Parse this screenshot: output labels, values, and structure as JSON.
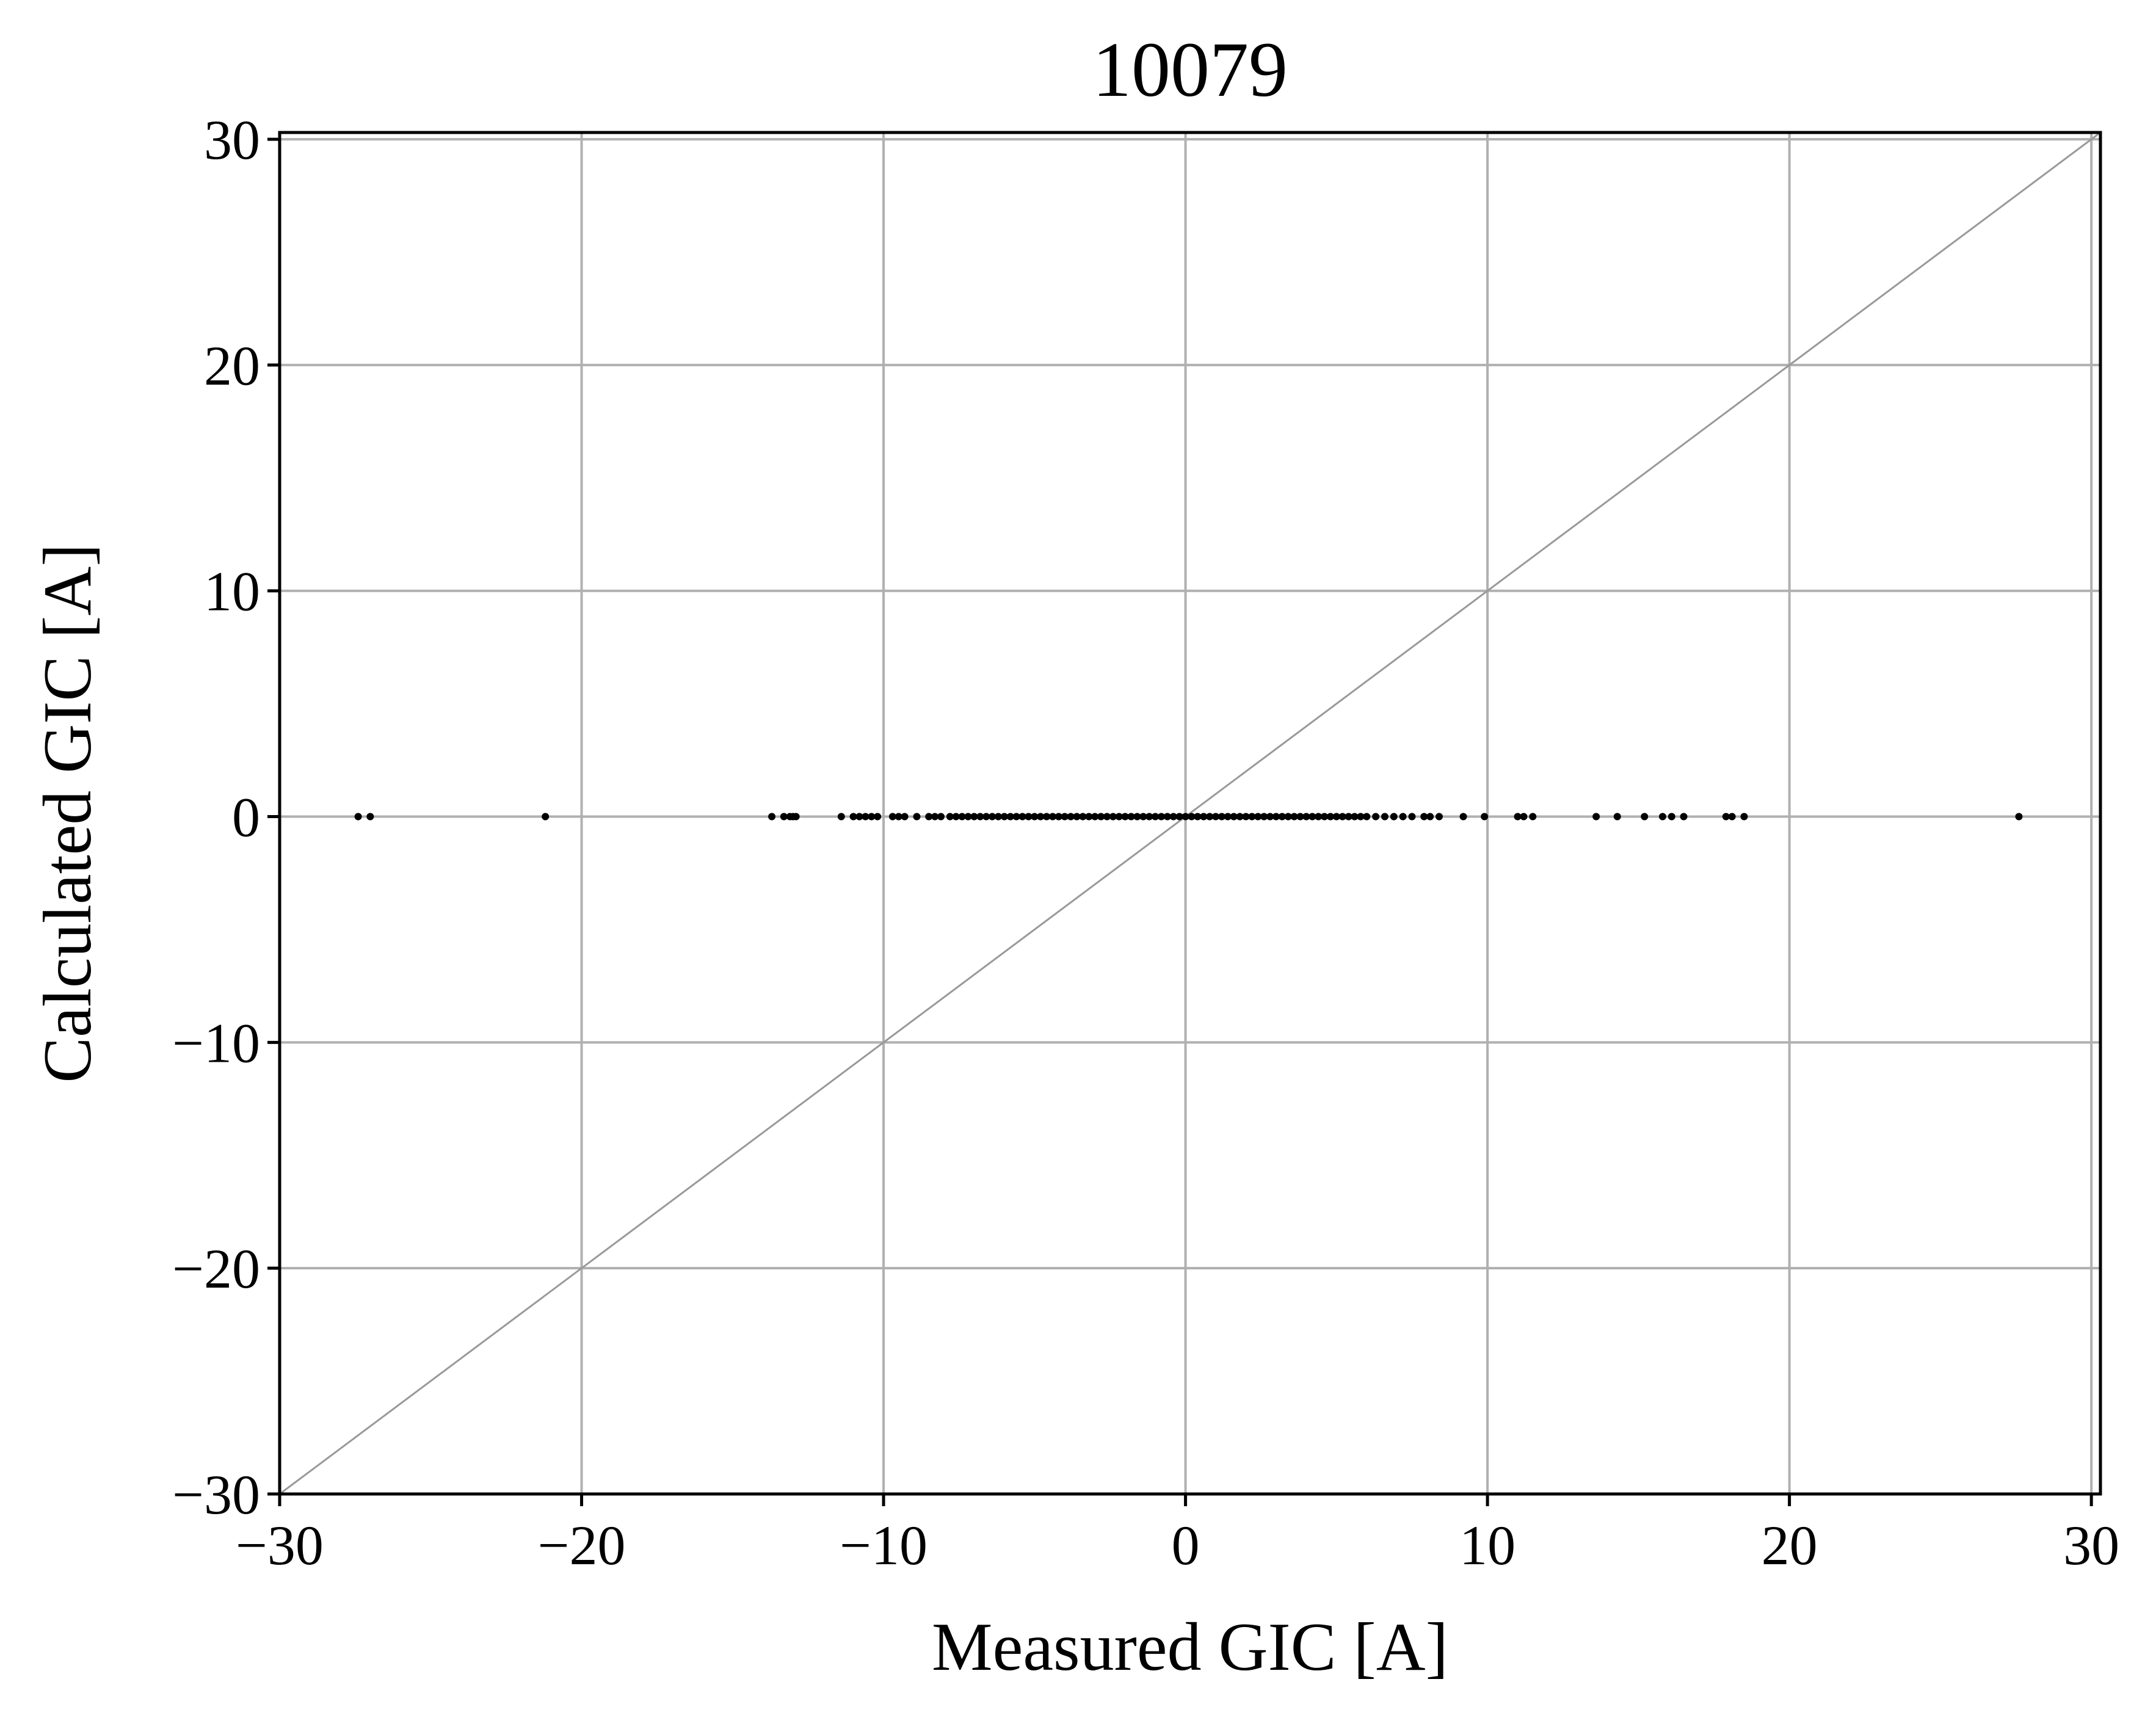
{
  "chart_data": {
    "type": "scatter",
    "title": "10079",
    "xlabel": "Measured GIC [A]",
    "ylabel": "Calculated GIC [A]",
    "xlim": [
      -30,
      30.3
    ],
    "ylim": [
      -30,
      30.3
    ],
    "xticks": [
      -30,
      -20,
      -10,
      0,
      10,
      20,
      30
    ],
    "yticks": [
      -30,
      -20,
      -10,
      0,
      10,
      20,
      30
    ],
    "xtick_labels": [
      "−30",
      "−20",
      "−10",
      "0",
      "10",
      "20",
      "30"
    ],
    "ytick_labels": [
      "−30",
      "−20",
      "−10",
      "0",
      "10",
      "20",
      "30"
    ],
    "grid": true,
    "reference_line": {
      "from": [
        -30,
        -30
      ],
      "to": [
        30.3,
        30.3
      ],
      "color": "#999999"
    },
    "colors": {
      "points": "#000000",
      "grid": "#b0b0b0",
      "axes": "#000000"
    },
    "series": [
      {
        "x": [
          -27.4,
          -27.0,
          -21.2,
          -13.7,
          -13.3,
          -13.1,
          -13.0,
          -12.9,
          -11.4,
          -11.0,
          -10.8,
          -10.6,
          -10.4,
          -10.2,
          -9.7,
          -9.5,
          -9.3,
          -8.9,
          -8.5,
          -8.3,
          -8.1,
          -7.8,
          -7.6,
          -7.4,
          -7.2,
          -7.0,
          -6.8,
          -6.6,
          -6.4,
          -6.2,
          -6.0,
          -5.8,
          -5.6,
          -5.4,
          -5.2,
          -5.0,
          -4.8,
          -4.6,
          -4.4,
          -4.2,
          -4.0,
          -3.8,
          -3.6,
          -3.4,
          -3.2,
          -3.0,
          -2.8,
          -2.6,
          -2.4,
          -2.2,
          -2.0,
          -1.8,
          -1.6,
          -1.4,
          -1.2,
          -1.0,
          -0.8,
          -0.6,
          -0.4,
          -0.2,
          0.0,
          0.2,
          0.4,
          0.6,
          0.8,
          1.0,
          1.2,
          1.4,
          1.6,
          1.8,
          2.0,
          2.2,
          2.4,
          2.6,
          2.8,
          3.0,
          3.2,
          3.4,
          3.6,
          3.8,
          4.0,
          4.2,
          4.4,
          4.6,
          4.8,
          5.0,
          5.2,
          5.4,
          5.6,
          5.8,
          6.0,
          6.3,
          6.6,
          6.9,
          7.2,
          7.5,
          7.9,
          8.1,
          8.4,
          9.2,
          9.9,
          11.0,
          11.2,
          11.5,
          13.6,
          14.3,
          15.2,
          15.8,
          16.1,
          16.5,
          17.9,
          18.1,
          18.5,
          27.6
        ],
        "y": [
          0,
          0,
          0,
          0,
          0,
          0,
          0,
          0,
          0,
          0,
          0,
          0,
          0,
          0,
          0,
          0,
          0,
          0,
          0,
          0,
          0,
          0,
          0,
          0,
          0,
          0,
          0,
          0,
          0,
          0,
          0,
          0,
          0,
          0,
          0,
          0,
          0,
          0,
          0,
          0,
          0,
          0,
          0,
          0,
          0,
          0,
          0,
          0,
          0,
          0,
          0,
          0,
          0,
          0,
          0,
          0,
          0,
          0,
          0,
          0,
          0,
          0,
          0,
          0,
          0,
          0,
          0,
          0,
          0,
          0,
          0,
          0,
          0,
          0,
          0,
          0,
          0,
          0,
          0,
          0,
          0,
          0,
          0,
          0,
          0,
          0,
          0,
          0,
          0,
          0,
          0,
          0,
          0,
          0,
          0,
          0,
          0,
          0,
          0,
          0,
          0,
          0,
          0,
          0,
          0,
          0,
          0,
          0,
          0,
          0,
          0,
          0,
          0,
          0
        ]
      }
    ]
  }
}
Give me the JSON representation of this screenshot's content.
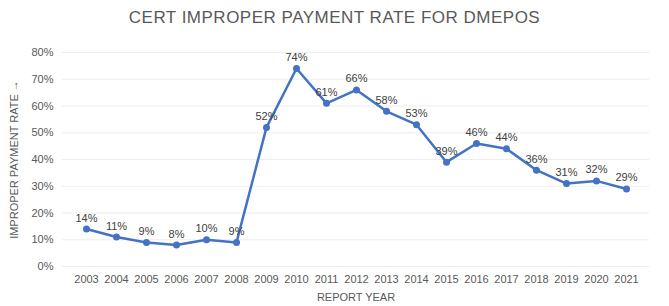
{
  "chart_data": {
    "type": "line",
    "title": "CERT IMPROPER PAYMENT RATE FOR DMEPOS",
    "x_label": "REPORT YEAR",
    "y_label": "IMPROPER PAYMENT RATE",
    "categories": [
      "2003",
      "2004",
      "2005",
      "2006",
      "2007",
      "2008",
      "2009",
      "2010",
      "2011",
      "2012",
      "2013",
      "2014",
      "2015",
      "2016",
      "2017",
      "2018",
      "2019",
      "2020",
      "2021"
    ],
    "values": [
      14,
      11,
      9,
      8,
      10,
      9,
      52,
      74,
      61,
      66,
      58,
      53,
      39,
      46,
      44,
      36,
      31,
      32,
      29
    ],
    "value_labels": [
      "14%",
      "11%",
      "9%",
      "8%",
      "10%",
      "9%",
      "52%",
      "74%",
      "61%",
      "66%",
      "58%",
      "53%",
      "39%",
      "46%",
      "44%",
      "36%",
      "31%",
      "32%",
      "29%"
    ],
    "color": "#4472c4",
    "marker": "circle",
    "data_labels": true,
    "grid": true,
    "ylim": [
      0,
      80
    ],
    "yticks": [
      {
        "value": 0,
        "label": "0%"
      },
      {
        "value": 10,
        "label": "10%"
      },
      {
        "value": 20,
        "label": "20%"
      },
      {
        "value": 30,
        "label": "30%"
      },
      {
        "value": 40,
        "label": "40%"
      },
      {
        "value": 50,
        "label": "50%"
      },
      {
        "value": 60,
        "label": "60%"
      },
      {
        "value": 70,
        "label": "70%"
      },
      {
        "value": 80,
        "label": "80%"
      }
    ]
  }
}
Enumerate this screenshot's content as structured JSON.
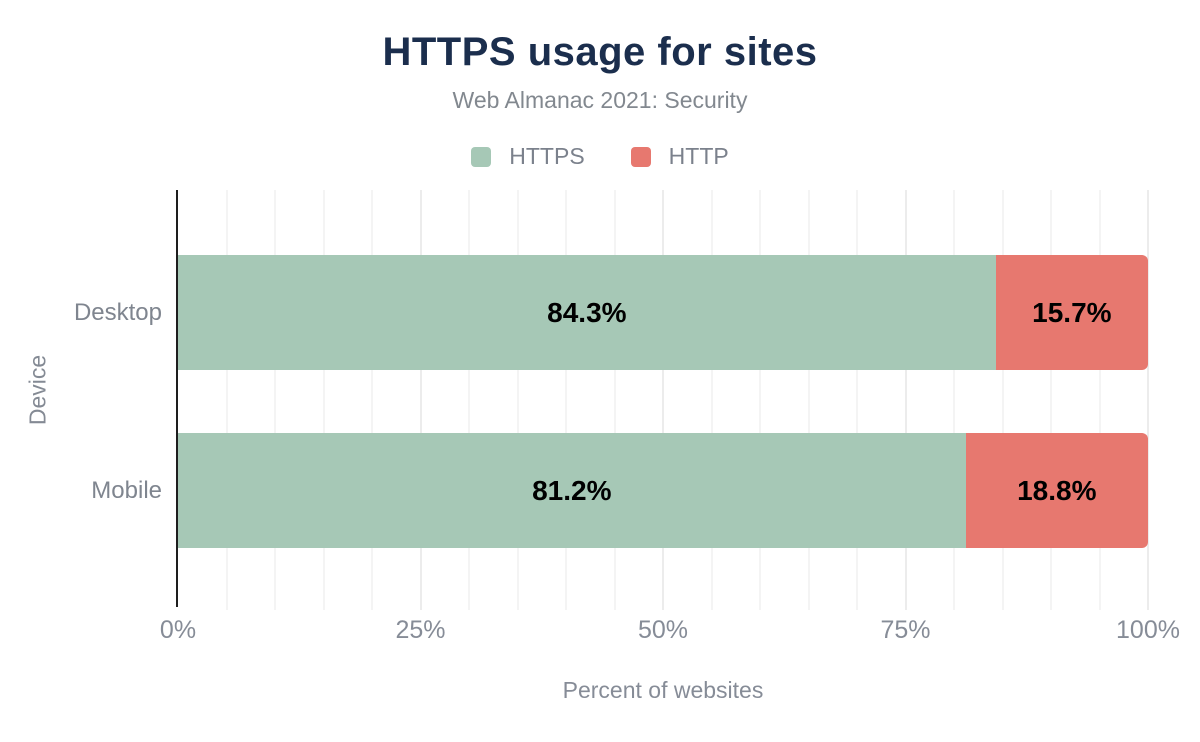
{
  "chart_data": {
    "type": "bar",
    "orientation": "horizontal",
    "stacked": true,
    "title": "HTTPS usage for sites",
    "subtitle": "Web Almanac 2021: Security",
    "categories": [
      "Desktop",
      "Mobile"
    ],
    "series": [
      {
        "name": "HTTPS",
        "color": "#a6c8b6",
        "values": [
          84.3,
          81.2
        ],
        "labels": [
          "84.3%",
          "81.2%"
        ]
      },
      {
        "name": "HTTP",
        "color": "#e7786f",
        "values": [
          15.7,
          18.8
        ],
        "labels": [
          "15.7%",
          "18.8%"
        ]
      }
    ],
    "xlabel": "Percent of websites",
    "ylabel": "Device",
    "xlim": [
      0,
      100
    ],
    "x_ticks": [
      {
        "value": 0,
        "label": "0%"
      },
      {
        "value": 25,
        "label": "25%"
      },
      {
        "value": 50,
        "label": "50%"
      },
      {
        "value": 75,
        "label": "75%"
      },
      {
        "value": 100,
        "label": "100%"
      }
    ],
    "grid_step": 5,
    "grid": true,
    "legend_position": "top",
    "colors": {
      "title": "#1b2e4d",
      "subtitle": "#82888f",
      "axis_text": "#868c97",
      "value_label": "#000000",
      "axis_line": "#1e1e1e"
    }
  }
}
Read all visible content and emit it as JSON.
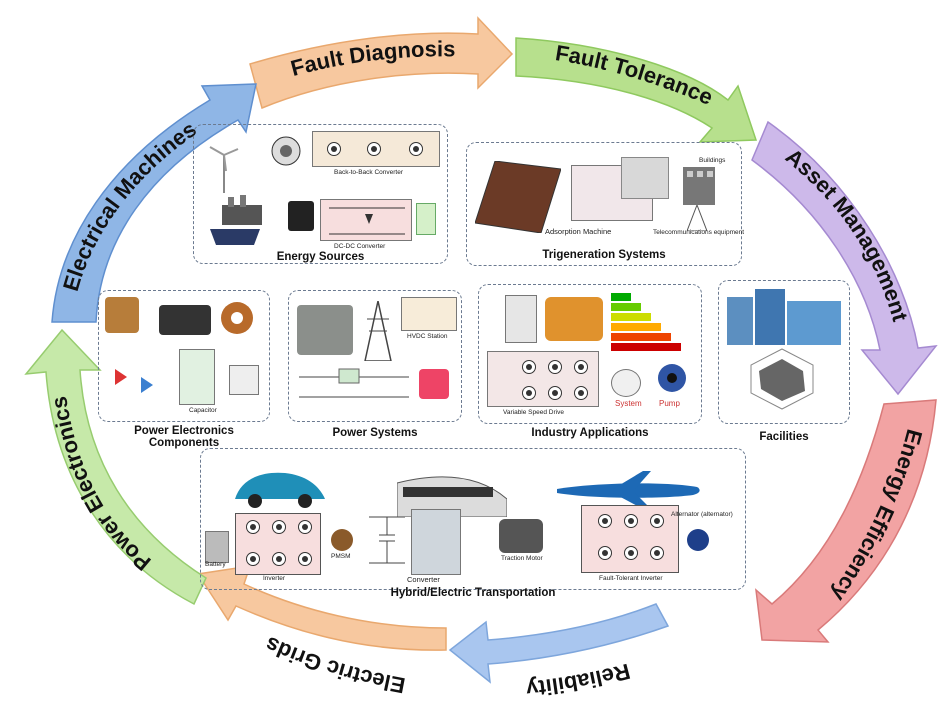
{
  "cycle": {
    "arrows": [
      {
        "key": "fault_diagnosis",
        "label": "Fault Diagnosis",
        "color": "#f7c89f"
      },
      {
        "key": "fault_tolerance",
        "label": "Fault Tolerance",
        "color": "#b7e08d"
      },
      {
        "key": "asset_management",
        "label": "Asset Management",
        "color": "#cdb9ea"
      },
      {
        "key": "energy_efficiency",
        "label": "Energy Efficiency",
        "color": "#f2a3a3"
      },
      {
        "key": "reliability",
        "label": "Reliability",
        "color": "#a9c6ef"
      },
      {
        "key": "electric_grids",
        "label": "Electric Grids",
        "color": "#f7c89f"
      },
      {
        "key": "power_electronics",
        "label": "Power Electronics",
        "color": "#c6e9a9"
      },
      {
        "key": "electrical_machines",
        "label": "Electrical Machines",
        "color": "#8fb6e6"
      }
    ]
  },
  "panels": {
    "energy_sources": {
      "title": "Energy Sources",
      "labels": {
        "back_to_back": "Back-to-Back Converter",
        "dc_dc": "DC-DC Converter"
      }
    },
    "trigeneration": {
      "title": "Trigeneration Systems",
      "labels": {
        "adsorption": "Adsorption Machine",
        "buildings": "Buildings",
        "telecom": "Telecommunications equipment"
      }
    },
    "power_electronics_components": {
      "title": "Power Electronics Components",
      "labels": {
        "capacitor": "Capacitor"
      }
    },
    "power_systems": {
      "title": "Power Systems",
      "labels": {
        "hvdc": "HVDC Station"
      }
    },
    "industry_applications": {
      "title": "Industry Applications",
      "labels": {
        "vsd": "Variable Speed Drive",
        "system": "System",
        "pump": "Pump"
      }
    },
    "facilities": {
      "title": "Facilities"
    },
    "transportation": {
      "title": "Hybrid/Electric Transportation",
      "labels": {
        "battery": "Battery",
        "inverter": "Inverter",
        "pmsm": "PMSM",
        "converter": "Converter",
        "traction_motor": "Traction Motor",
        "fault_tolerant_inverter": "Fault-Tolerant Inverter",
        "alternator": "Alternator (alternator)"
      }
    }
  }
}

· · · · ·

- _Exercise objective_
Go through the data above and find the lines with the word "screenshot". Copy each of those lines.

- _Answer to the task_
Parse this screenshot: output labels, values, and structure as JSON.
Give me the JSON representation of this screenshot's content.
Enumerate this screenshot's content as structured JSON.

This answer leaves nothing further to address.